[START Task material]

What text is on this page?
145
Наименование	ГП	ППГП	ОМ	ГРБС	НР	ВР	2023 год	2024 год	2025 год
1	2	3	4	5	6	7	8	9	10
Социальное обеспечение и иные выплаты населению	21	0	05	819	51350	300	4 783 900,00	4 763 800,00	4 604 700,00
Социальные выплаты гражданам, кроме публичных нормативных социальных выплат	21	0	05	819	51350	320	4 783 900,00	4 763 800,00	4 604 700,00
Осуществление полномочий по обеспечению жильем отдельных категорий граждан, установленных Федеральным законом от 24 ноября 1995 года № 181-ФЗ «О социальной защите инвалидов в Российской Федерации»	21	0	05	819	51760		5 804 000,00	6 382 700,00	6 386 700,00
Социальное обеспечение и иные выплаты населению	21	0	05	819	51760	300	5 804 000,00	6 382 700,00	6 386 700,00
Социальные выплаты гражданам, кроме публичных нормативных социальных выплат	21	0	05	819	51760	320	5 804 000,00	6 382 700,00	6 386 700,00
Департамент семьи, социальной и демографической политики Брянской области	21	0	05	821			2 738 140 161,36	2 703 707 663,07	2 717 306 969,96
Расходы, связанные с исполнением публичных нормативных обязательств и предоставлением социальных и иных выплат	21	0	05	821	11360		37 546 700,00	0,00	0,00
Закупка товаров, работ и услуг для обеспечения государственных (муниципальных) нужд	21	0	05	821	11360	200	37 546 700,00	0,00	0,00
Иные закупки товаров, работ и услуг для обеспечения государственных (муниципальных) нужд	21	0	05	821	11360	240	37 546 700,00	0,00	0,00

[END Task material]

**Problem details:** Provide the number of lines in the entries that include "нормативных", and no other text.

**Right answer:** 3